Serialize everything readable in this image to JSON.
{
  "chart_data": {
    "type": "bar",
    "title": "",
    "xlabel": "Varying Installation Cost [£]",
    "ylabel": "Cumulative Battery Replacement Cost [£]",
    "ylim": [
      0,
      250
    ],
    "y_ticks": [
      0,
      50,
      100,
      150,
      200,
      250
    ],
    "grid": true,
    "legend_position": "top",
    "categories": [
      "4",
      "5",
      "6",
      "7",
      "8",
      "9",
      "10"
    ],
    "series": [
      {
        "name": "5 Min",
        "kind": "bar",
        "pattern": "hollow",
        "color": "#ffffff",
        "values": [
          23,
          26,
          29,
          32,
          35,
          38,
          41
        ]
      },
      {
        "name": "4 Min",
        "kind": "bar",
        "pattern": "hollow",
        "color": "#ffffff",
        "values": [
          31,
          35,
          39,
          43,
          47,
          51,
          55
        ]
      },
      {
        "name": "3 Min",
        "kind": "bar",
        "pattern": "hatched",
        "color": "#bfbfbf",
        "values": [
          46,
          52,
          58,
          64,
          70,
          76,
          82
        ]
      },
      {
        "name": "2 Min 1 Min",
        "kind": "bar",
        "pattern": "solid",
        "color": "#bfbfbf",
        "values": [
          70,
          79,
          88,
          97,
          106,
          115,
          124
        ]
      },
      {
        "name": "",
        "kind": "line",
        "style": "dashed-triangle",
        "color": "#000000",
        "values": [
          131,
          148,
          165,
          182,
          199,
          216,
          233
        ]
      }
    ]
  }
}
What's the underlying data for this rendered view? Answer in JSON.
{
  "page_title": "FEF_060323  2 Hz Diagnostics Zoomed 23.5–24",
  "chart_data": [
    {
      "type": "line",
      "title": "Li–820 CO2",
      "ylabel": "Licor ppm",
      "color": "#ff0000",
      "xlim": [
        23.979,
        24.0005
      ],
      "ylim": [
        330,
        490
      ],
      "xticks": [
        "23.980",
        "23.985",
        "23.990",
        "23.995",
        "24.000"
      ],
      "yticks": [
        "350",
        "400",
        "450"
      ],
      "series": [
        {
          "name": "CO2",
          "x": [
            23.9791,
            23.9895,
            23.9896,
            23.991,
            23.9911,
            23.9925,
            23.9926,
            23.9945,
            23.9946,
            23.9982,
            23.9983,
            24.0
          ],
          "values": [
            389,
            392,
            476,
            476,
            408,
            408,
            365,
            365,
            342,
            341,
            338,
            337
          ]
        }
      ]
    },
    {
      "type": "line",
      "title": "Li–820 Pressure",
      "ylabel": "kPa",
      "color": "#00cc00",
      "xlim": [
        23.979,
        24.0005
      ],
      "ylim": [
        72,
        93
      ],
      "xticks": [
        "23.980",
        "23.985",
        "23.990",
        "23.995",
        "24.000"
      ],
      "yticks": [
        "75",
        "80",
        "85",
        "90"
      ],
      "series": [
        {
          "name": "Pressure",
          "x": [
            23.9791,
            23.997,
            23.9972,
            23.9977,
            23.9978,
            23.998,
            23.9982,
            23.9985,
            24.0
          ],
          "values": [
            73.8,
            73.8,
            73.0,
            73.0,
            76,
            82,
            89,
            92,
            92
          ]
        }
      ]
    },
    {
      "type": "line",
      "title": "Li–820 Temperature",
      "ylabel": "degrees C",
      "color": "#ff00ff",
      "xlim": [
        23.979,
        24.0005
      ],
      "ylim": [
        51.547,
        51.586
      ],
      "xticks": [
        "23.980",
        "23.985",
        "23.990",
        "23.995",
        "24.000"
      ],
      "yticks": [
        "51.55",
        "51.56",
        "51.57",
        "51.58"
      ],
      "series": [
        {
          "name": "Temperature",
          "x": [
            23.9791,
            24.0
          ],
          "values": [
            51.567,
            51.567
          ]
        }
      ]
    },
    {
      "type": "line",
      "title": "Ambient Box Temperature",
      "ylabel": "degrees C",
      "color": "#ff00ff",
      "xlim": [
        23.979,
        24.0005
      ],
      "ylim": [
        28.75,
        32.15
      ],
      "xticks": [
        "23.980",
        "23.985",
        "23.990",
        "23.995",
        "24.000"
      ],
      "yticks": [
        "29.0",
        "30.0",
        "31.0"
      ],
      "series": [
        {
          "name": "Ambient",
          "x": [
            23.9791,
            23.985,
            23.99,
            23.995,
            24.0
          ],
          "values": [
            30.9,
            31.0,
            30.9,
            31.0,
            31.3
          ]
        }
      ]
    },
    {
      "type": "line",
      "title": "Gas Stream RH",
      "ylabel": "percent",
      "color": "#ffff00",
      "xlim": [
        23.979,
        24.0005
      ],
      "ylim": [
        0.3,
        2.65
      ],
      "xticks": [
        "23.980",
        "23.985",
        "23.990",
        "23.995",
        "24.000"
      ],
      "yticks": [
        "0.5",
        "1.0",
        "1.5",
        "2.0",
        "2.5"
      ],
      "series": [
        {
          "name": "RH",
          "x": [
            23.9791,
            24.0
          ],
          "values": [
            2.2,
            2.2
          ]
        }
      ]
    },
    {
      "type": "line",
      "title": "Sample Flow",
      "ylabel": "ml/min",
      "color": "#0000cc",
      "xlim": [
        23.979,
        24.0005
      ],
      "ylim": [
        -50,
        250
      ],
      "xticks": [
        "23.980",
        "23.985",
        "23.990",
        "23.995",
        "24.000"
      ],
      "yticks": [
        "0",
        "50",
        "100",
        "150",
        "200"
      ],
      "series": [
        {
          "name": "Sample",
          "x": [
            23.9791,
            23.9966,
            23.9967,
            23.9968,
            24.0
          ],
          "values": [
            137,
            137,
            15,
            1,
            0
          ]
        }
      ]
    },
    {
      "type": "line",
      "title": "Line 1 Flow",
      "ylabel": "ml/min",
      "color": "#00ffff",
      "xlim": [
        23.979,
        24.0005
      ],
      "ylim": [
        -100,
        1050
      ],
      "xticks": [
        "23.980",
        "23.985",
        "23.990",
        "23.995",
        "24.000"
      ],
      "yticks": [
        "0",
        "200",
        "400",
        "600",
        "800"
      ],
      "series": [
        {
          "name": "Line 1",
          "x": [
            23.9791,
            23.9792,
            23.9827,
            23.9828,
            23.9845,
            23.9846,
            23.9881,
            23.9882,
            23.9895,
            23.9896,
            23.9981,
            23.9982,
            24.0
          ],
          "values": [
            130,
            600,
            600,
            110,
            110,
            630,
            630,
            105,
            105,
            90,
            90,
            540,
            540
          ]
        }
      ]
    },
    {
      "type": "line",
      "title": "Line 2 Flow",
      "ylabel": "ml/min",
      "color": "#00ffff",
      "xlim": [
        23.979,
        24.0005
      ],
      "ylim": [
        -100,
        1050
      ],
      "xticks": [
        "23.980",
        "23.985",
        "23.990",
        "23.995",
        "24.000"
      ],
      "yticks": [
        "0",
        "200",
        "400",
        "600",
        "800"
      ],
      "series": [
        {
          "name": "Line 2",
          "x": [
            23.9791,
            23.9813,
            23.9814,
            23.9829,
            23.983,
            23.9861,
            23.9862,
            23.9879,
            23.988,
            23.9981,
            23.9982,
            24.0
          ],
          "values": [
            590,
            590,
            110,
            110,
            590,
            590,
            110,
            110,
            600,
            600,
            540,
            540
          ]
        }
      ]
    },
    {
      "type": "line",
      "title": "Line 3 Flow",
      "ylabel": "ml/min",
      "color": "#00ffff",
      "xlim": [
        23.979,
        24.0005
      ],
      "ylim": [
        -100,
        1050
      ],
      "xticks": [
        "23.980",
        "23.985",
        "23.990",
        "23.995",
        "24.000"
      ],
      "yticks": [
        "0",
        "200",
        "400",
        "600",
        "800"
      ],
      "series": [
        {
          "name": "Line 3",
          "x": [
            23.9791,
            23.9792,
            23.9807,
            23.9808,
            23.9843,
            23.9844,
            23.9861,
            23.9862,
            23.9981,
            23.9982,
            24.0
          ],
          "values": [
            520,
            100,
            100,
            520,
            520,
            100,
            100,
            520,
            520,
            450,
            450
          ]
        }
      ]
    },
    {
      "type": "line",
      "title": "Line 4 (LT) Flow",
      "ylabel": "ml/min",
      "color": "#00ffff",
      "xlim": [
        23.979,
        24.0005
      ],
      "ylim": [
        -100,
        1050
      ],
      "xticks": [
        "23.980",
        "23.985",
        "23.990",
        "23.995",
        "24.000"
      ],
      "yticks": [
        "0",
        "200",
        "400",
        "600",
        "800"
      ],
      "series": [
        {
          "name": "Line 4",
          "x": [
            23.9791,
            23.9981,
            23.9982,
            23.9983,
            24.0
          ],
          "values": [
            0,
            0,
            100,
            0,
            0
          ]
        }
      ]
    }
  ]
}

__________

### The request
Filter lines by "Ambient" and return each hit.

### Response
      "title": "Ambient Box Temperature",
          "name": "Ambient",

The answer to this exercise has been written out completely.